* **Problem requirements**:
Work through the data below line by line and say how many lines hold "Total"; give only the number.

* **Dataset extract**:

— BEGIN —

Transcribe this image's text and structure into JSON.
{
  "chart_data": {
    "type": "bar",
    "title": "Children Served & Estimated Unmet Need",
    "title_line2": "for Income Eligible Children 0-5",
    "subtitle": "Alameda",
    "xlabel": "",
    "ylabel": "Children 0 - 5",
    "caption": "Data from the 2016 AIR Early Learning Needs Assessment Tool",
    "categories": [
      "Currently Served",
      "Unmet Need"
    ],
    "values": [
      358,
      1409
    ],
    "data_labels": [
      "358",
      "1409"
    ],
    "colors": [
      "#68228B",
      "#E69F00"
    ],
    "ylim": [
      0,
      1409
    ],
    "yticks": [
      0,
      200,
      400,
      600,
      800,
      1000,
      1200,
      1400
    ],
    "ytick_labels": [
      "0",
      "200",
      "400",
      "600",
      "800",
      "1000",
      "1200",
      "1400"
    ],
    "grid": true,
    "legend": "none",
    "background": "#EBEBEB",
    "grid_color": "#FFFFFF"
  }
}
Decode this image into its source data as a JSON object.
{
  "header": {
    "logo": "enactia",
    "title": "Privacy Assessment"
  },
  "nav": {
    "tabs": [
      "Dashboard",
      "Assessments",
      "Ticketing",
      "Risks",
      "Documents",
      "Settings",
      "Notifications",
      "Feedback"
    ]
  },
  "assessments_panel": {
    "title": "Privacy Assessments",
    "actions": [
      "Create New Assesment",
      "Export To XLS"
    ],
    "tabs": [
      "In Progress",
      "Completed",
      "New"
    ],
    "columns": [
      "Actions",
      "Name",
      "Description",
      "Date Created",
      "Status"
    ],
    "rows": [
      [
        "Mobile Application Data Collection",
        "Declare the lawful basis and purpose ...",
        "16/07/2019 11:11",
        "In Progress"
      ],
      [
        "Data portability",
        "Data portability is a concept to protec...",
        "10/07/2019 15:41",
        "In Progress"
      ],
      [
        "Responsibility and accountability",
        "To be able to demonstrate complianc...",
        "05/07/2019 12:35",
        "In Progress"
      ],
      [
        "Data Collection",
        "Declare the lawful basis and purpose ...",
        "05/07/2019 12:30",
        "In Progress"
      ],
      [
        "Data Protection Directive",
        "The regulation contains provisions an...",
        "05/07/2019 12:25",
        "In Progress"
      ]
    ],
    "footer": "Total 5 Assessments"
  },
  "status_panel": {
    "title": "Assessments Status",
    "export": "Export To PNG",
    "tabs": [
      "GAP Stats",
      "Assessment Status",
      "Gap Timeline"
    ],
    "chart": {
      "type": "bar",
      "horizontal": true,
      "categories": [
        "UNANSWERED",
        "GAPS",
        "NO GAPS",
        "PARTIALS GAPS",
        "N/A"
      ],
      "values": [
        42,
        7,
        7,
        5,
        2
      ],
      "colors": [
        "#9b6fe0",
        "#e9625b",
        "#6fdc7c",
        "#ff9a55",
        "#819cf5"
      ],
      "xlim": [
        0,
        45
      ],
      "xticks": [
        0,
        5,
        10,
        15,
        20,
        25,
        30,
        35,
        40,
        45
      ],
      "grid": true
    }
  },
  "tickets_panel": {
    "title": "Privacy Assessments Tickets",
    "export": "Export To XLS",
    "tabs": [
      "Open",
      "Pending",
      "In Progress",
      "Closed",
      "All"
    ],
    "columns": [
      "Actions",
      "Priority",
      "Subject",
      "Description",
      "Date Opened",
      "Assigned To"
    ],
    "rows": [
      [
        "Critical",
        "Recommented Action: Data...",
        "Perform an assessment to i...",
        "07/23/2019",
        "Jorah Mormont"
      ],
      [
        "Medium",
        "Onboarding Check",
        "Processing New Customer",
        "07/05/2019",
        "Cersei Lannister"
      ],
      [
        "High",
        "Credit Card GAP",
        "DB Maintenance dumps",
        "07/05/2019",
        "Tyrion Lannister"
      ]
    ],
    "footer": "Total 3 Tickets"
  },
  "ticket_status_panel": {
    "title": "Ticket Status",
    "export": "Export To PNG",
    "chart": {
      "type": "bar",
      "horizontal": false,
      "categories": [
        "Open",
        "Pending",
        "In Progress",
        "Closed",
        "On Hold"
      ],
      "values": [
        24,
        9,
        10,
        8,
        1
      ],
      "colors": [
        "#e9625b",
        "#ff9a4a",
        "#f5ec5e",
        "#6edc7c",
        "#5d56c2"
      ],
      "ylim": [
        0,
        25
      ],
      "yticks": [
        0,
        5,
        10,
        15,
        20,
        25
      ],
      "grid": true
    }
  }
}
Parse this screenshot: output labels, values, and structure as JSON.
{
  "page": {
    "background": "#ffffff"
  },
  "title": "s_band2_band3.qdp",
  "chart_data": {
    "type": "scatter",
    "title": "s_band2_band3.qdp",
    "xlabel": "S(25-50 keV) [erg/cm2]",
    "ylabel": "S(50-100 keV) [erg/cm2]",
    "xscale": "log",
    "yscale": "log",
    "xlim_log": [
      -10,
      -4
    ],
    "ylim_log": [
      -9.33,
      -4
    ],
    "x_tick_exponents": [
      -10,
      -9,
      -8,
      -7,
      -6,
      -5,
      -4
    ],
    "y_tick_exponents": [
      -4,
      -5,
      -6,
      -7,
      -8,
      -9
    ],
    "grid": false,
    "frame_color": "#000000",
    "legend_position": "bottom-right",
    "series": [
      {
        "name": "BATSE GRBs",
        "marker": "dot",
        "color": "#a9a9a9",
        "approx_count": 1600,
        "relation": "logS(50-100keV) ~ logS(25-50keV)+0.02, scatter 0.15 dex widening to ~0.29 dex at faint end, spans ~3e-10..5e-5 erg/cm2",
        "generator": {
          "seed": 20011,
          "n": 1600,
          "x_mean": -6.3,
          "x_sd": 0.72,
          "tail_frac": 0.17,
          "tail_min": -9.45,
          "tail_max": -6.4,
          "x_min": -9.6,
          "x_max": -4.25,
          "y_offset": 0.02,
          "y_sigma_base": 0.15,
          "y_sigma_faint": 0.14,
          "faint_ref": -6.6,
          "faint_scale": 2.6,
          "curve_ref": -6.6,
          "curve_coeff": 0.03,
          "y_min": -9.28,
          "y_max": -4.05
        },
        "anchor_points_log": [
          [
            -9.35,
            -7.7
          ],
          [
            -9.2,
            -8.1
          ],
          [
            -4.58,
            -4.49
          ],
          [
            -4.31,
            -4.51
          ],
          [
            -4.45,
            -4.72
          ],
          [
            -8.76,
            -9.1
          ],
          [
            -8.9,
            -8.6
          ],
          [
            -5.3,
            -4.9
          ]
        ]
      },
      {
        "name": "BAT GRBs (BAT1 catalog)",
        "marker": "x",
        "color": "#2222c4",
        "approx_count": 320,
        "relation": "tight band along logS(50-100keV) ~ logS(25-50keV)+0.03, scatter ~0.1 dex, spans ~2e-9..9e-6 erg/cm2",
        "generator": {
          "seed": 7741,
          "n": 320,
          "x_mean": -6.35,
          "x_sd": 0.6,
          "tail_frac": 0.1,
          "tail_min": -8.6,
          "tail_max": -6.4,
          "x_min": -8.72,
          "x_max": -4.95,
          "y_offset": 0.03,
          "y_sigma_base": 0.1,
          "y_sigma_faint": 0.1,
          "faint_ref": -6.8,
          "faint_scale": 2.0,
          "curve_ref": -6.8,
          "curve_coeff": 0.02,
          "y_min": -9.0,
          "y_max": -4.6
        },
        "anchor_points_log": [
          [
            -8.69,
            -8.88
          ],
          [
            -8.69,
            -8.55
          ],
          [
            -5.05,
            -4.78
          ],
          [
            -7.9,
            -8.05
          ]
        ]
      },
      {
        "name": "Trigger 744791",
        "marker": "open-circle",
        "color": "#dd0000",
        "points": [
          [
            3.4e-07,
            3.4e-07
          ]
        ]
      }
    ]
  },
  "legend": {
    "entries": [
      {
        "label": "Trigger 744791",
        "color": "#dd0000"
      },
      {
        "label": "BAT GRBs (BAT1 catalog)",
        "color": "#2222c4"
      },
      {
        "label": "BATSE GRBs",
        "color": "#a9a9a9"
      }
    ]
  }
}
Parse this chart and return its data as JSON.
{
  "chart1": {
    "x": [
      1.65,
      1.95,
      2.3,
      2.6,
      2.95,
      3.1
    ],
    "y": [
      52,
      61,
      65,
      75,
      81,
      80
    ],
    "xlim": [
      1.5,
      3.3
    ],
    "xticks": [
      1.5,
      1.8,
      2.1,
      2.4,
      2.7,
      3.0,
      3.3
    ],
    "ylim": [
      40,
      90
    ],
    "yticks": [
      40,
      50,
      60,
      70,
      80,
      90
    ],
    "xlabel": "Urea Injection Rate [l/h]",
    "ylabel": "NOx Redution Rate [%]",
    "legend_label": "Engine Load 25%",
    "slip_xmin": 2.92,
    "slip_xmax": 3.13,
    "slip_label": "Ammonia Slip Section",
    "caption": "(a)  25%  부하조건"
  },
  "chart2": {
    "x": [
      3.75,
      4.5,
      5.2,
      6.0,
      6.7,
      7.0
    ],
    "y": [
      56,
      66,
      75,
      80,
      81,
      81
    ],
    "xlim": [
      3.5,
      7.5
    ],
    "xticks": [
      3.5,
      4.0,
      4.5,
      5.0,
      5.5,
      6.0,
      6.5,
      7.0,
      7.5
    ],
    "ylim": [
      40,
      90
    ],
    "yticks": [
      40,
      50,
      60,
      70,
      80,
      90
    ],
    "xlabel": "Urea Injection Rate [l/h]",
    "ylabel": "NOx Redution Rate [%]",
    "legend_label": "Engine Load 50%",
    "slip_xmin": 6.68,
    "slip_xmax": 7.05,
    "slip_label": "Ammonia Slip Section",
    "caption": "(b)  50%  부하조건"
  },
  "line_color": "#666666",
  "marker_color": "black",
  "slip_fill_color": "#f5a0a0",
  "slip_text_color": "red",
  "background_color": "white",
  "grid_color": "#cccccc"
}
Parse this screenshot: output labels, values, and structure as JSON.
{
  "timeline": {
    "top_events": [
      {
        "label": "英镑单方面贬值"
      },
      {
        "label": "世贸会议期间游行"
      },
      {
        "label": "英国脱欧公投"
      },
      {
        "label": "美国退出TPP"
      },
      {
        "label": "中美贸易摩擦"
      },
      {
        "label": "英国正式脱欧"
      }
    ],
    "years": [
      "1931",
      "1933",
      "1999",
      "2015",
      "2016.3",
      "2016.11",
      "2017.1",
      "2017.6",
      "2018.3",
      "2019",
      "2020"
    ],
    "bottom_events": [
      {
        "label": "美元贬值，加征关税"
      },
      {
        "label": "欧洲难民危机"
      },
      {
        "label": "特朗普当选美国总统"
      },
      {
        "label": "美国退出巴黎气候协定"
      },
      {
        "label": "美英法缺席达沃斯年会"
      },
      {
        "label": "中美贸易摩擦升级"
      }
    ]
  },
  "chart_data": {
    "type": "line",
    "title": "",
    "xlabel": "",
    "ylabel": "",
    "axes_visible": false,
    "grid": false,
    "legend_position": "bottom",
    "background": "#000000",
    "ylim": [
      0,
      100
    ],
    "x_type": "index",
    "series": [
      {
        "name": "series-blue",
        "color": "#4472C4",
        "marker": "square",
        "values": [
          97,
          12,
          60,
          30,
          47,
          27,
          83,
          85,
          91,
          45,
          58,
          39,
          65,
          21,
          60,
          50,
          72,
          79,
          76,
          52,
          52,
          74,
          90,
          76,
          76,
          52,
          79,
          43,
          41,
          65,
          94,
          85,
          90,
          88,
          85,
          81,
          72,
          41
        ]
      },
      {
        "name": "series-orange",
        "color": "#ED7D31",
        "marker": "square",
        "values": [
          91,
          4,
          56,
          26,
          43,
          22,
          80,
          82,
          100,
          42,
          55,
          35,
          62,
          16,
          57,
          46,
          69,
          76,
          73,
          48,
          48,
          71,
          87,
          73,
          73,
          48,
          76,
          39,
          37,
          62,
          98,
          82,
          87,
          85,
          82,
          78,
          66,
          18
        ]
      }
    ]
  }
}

— END —

* **Exercise result**:
2